# REQUIREMENT 1:
List every person named in the passage on Jyotirao Phule, ignoring the records that follow it.

# PROVIDED PASSAGE:
○ ○ ○ ○ ○

Renowned Scholar-Historian and Ex-Chairman, Indian History Congress


Prof J. V. Naik has written this article while he was Chairman of the prestigious Indian History Congress in 2006. Thus, this article is an authentic material endorsed by Indian History Congress.*

 

Mahatma Jyotirao Phule (1827-1890) was the chief ideologue as well as the first most influential leader of the determined low caste protest movement in the 19th century Maharashtra, and by the same token, the conscience keeper and the revolutionary spokesperson of the nameless, faceless, dumb millions of India. During this lifetime he did his best to infuse a new spirit in the dormant oppressed masses to fight for their rights, and thus, in many respects, he anticipated Mahatma Gandhi on the one hand, and Dr. Babasaheb Ambedkar, on the other. His revolutionary ideas were the product of his deep reflection on social history of India from the ancient times, of his keen perception of the existing social reality, of his appreciation of the Western influences that came in the wake of British rule, of his own painful practical experience and of his preparedness to fight every form of injustice – all informed by a comprehending credo, resulting in an irresistible urge to create a new life and new society, on the basis of rationality and equality.

 

A careful historical inquiry into the development of Phule’s ideology reveals that, though he had always been a liberal-radical, in the first phase of his illustrious career his “liberalism was inclusive and not exclusive of the Brahmans”, and that his later day iconoclasm displaying a militant anti-Brahmin stance, was essentially a strong reaction to the collapse of the anti-caste movement, initiated by the Dadoba Pandurang Tarkhadkar (1814-1882) in the early 1840’s through a reform association called the Paramahana Sabha, due to the reactionary aspirations of the dominant upper caste Hindu orthodoxy to maintain the status quo.

 

There is also enough evidence to suggest that Phule’s utter disillusionment with the Prarthana Samaj of Bombay (1867) (counterpart of the Brahmo Samaj of Bengal), which emerged out of the ashes of the Paramahansa Sabha, may have substantially contributed to his growing conviction that emancipation of the Shudras¹ and Ati-Shudras² could be achieved only through the total annihilation of Brahmanical culture system that lay at the root of all social ills. Only a powerfully original mind can emancipate itself as completely as did Phule from the centuries old load of the tyranny of custom and tradition. For a proper appreciation of Phule’s ideology of universal humanism in a historical perspective, the main features of his social philosophy needs to be first noted:

 

First, Mahatma Phule, in leading the low caste protest, put himself outside Brahmanical culture system, and sought to create a counter-culture based on truth, justice and humanity.

○ ○ ○ ○ ○

# MATERIAL PROVIDED:
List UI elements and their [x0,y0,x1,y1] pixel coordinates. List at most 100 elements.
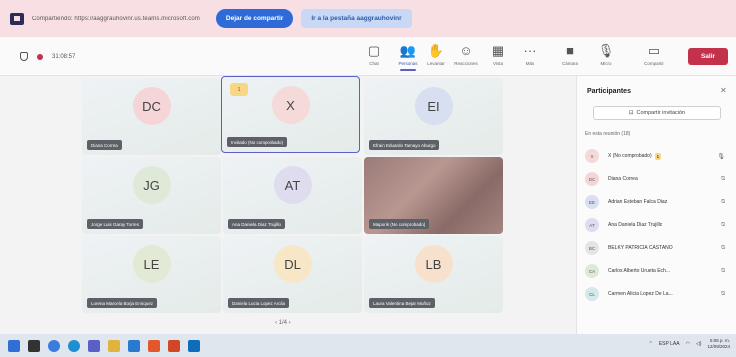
participant-name: Laura Valentina Bejar Muñoz [369,298,435,308]
mic-off-icon: ⍉ [721,244,725,251]
people-button[interactable]: 👥 Personas [394,43,422,66]
mic-off-icon: ⍉ [721,267,725,274]
reactions-icon: ☺ [459,43,473,58]
avatar: X [585,149,599,163]
participant-row[interactable]: EE Adrian Esteban Falca Diaz ⍉ [585,192,731,212]
meeting-status: 31:08:57 [20,52,75,61]
chrome-icon[interactable] [48,339,60,352]
volume-icon[interactable]: ◁) [696,341,702,347]
in-meeting-section[interactable]: En esta reunión (18) [585,131,630,137]
share-screen-icon: ▭ [647,43,661,58]
avatar: BC [585,241,599,255]
teams-icon[interactable] [88,339,100,352]
participant-tile[interactable]: EI Efrain Eduardo Tamayo Aburgo [364,78,503,155]
chevron-up-icon[interactable]: ⌃ [649,341,653,347]
avatar: LE [132,245,171,283]
reactions-button[interactable]: ☺ Reacciones [452,43,480,66]
sharing-text: Compartiendo: https://aaggrauhovinr.us.t… [32,15,200,22]
participant-name: Diana Correa [87,140,122,150]
shield-icon [20,52,28,61]
more-icon: ··· [523,43,537,58]
participant-row[interactable]: DC Diana Correa ⍉ [585,169,731,189]
camera-button[interactable]: ■ Cámara [556,43,584,66]
raise-hand-button[interactable]: ✋ Levantar [422,43,450,66]
participant-name: Ana Daniela Diaz Trujillo [608,222,663,228]
participant-tile[interactable]: DC Diana Correa [82,78,221,155]
avatar: DL [273,245,312,283]
participant-name: Carlos Alberto Urueta Ech... [608,268,670,274]
raised-hand-badge: 1 [230,83,248,96]
avatar: LB [414,245,453,283]
participant-row[interactable]: CL Carmen Alicia Lopez De La... ⍉ [585,284,731,304]
mic-icon: 🎙 [717,153,725,160]
avatar: DC [585,172,599,186]
participant-tile[interactable]: DL Daniela Lucia Lopez Arcila [223,236,362,313]
avatar: DC [132,87,171,125]
meeting-timer: 31:08:57 [52,53,76,60]
stop-sharing-button[interactable]: Dejar de compartir [215,9,294,28]
more-button[interactable]: ··· Más [516,43,544,66]
chat-icon: ▢ [367,43,381,58]
avatar: AT [273,166,312,204]
wifi-icon[interactable]: ◠ [686,341,690,347]
leave-button[interactable]: Salir [688,48,728,65]
avatar: JG [132,166,171,204]
share-invite-button[interactable]: ⊡ Compartir invitación [593,106,721,120]
participant-name: Adrian Esteban Falca Diaz [608,199,668,205]
camera-icon: ■ [566,43,574,58]
avatar: AT [585,218,599,232]
invite-icon: ⊡ [628,110,634,116]
chat-button[interactable]: ▢ Chat [360,43,388,66]
leave-label: Salir [700,53,716,60]
avatar: CL [585,287,599,301]
participant-tile[interactable]: LE Lorena Marcela Borja Enriquez [82,236,221,313]
language-indicator[interactable]: ESP LAA [659,341,680,347]
clock[interactable]: 5:06 p. m. 12/09/2024 [707,338,730,350]
mic-icon: 🎙 [597,43,615,58]
mic-off-icon: ⍉ [721,175,725,182]
windows-icon[interactable] [8,339,20,352]
search-icon[interactable] [28,339,40,352]
grid-pager[interactable]: ‹ 1/4 › [275,320,291,326]
close-icon[interactable]: ✕ [720,86,727,95]
edge-icon[interactable] [68,339,80,352]
brave-icon[interactable] [148,339,160,352]
participant-tile[interactable]: AT Ana Daniela Diaz Trujillo [223,157,362,234]
mic-button[interactable]: 🎙 Micro [592,43,620,66]
view-button[interactable]: ▦ Vista [484,43,512,66]
participant-name: X (No comprobado) [608,153,652,159]
participant-video-tile[interactable]: Maporik (No comprobado) [364,157,503,234]
view-icon: ▦ [491,43,505,58]
participants-panel: Participantes ✕ ⊡ Compartir invitación E… [576,76,736,334]
participant-name: Carmen Alicia Lopez De La... [608,291,673,297]
outlook-icon[interactable] [188,339,200,352]
participant-row[interactable]: X X (No comprobado) 1 🎙 [585,146,731,166]
participant-tile[interactable]: LB Laura Valentina Bejar Muñoz [364,236,503,313]
explorer-icon[interactable] [108,339,120,352]
recording-icon [37,53,43,60]
go-to-tab-button[interactable]: Ir a la pestaña aaggrauhovinr [301,9,412,28]
participant-tile[interactable]: JG Jorge Luis Garay Torres [82,157,221,234]
participant-row[interactable]: CA Carlos Alberto Urueta Ech... ⍉ [585,261,731,281]
mic-off-icon: ⍉ [721,290,725,297]
participant-name: Maporik (No comprobado) [369,219,430,229]
raised-hand-badge: 1 [654,152,662,160]
participant-name: BELKY PATRICIA CASTAÑO [608,245,673,251]
participant-name: Efrain Eduardo Tamayo Aburgo [369,140,440,150]
raise-hand-icon: ✋ [427,43,445,58]
video-grid: DC Diana Correa 1 X Invitado (No comprob… [0,76,576,334]
participant-name: Lorena Marcela Borja Enriquez [87,298,158,308]
participant-row[interactable]: BC BELKY PATRICIA CASTAÑO ⍉ [585,238,731,258]
panel-title: Participantes [587,88,631,95]
office-icon[interactable] [168,339,180,352]
avatar: CA [585,264,599,278]
avatar: X [271,86,310,124]
screen-share-icon [10,12,24,25]
mic-off-icon: ⍉ [721,198,725,205]
participant-row[interactable]: AT Ana Daniela Diaz Trujillo ⍉ [585,215,731,235]
store-icon[interactable] [128,339,140,352]
avatar: EE [585,195,599,209]
avatar: EI [414,87,453,125]
share-screen-button[interactable]: ▭ Compartir [640,43,668,66]
participant-tile[interactable]: 1 X Invitado (No comprobado) [221,76,360,153]
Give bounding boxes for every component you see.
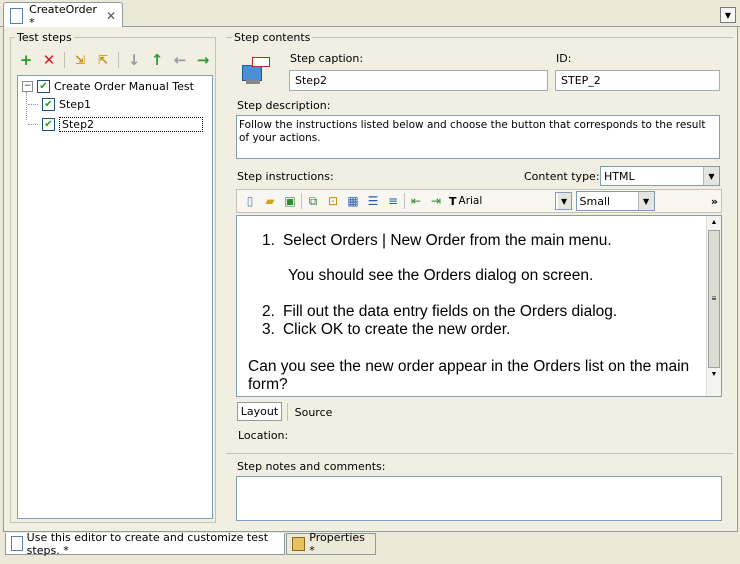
tree-item-step2[interactable]: ✔ Step2 [28, 117, 203, 132]
test-steps-label: Test steps [17, 31, 72, 44]
properties-icon [292, 537, 306, 551]
document-tab-strip: CreateOrder * ✕ ▼ [0, 0, 740, 29]
move-up-icon[interactable]: ↑ [147, 50, 167, 70]
id-field[interactable]: STEP_2 [555, 70, 720, 91]
editor-tab-bottom[interactable]: Use this editor to create and customize … [5, 530, 285, 557]
content-type-label: Content type: [524, 170, 600, 183]
section-divider [226, 453, 733, 454]
checkbox-step1[interactable]: ✔ [42, 98, 55, 111]
numbered-list-icon[interactable]: ☰ [364, 192, 382, 210]
scroll-up-icon[interactable]: ▲ [707, 216, 721, 230]
list-number: 3. [262, 321, 275, 338]
description-label: Step description: [237, 99, 331, 112]
checkbox-step2[interactable]: ✔ [42, 118, 55, 131]
new-document-icon[interactable]: ▯ [241, 192, 259, 210]
delete-icon[interactable]: ✕ [39, 50, 59, 70]
tab-layout-label: Layout [240, 405, 279, 418]
tree-item-step1[interactable]: ✔ Step1 [28, 98, 91, 111]
test-steps-tree[interactable]: − ✔ Create Order Manual Test ✔ Step1 ✔ S… [17, 75, 213, 519]
document-icon [11, 536, 23, 551]
caption-field[interactable]: Step2 [289, 70, 548, 91]
font-name: Arial [458, 195, 483, 207]
instruction-text: Select Orders | New Order from the main … [282, 232, 612, 249]
content-type-select[interactable]: HTML ▼ [600, 166, 720, 186]
instruction-text: Fill out the data entry fields on the Or… [282, 303, 618, 320]
chevron-down-icon[interactable]: ▼ [637, 192, 654, 210]
editor-body: Test steps + ✕ ⇲ ⇱ ↓ ↑ ← → − ✔ Create Or… [3, 27, 738, 532]
paste-icon[interactable]: ⊡ [324, 192, 342, 210]
collapse-icon[interactable]: − [22, 81, 33, 92]
document-tab[interactable]: CreateOrder * ✕ [3, 2, 123, 29]
editor-window: CreateOrder * ✕ ▼ Test steps + ✕ ⇲ ⇱ ↓ ↑… [0, 0, 740, 564]
tab-menu-button[interactable]: ▼ [720, 7, 736, 23]
vertical-scrollbar[interactable]: ▲ ≡ ▼ [706, 216, 721, 396]
instruction-note: You should see the Orders dialog on scre… [288, 267, 594, 284]
notes-field[interactable] [236, 476, 722, 521]
tab-source-label: Source [294, 405, 333, 419]
instructions-editor[interactable]: 1. Select Orders | New Order from the ma… [236, 215, 722, 397]
tree-root-row[interactable]: − ✔ Create Order Manual Test [22, 80, 194, 93]
outdent-icon[interactable]: ⇤ [407, 192, 425, 210]
step-icon [240, 55, 270, 89]
more-tools-icon[interactable]: » [711, 195, 718, 208]
properties-tab[interactable]: Properties * [286, 531, 376, 557]
move-down-icon[interactable]: ↓ [124, 50, 144, 70]
chevron-down-icon: ▼ [557, 193, 571, 209]
chevron-down-icon[interactable]: ▼ [703, 167, 719, 185]
tab-layout[interactable]: Layout [237, 402, 282, 421]
instruction-question: Can you see the new order appear in the … [248, 358, 690, 393]
bullet-list-icon[interactable]: ≡ [384, 192, 402, 210]
list-number: 1. [262, 232, 275, 249]
instruction-item: 1. Select Orders | New Order from the ma… [262, 232, 612, 250]
indent-icon[interactable]: ⇥ [427, 192, 445, 210]
close-icon[interactable]: ✕ [106, 9, 116, 23]
move-right-icon[interactable]: → [193, 50, 213, 70]
toolbar-separator [118, 52, 119, 68]
instructions-toolbar: ▯ ▰ ▣ ⧉ ⊡ ▦ ☰ ≡ ⇤ ⇥ T Arial ▼ Small ▼ » [236, 189, 722, 213]
tree-item-label-selected: Step2 [59, 117, 203, 132]
toolbar-separator [301, 193, 302, 209]
export-icon[interactable]: ⇱ [93, 50, 113, 70]
font-icon: T [449, 194, 457, 208]
chevron-down-icon: ▼ [724, 10, 732, 20]
instruction-item: 3. Click OK to create the new order. [262, 321, 510, 339]
test-steps-toolbar: + ✕ ⇲ ⇱ ↓ ↑ ← → [16, 49, 216, 71]
tree-root-label: Create Order Manual Test [54, 80, 194, 93]
table-icon[interactable]: ▦ [344, 192, 362, 210]
scroll-down-icon[interactable]: ▼ [707, 368, 721, 382]
toolbar-separator [404, 193, 405, 209]
id-label: ID: [556, 52, 572, 65]
scroll-thumb[interactable]: ≡ [708, 230, 720, 368]
step-contents-label: Step contents [234, 31, 311, 44]
toolbar-separator [64, 52, 65, 68]
instruction-text: Click OK to create the new order. [282, 321, 511, 338]
instructions-label: Step instructions: [237, 170, 334, 183]
open-folder-icon[interactable]: ▰ [261, 192, 279, 210]
tree-connector [26, 92, 27, 120]
tree-connector [28, 104, 38, 105]
caption-label: Step caption: [290, 52, 364, 65]
properties-tab-label: Properties * [309, 531, 365, 557]
content-type-value: HTML [604, 169, 635, 183]
description-field[interactable]: Follow the instructions listed below and… [236, 115, 720, 159]
save-icon[interactable]: ▣ [281, 192, 299, 210]
checkbox-root[interactable]: ✔ [37, 80, 50, 93]
copy-icon[interactable]: ⧉ [304, 192, 322, 210]
move-left-icon[interactable]: ← [170, 50, 190, 70]
editor-tab-label: Use this editor to create and customize … [26, 530, 269, 557]
tab-source[interactable]: Source [287, 403, 339, 421]
list-number: 2. [262, 303, 275, 320]
font-size-select[interactable]: Small ▼ [575, 191, 655, 211]
font-name-dropdown[interactable]: ▼ [554, 192, 572, 210]
instruction-item: 2. Fill out the data entry fields on the… [262, 303, 617, 321]
document-icon [10, 7, 24, 24]
import-icon[interactable]: ⇲ [70, 50, 90, 70]
tree-connector [28, 124, 38, 125]
font-size-value: Small [579, 194, 611, 208]
add-icon[interactable]: + [16, 50, 36, 70]
location-label: Location: [238, 429, 289, 442]
notes-label: Step notes and comments: [237, 460, 386, 473]
document-tab-title: CreateOrder * [29, 2, 97, 29]
tree-item-label: Step1 [59, 98, 92, 111]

○ ○ ○ ○ ○

# REQUIREMENT 2:
In the records above, retype the lines precisely as they appear, beginning at the line that contains "participant-name: Laura Valentina" and stopping after the line that contains "more-icon: ··· [523,43,537,58]".

# CORRECT OUTPUT 1:
- J. V. Naik
- Mahatma Jyotirao Phule
- Mahatma Gandhi
- Dr. Babasaheb Ambedkar
- Dadoba Pandurang Tarkhadkar

# CORRECT OUTPUT 2:
participant-name: Laura Valentina Bejar Muñoz [369,298,435,308]
mic-off-icon: ⍉ [721,244,725,251]
people-button[interactable]: 👥 Personas [394,43,422,66]
mic-off-icon: ⍉ [721,267,725,274]
reactions-icon: ☺ [459,43,473,58]
avatar: X [585,149,599,163]
participant-row[interactable]: EE Adrian Esteban Falca Diaz ⍉ [585,192,731,212]
meeting-status: 31:08:57 [20,52,75,61]
chrome-icon[interactable] [48,339,60,352]
volume-icon[interactable]: ◁) [696,341,702,347]
in-meeting-section[interactable]: En esta reunión (18) [585,131,630,137]
share-screen-icon: ▭ [647,43,661,58]
avatar: BC [585,241,599,255]
teams-icon[interactable] [88,339,100,352]
participant-tile[interactable]: EI Efrain Eduardo Tamayo Aburgo [364,78,503,155]
chevron-up-icon[interactable]: ⌃ [649,341,653,347]
avatar: LE [132,245,171,283]
reactions-button[interactable]: ☺ Reacciones [452,43,480,66]
sharing-text: Compartiendo: https://aaggrauhovinr.us.t… [32,15,200,22]
participant-name: Diana Correa [87,140,122,150]
shield-icon [20,52,28,61]
more-icon: ··· [523,43,537,58]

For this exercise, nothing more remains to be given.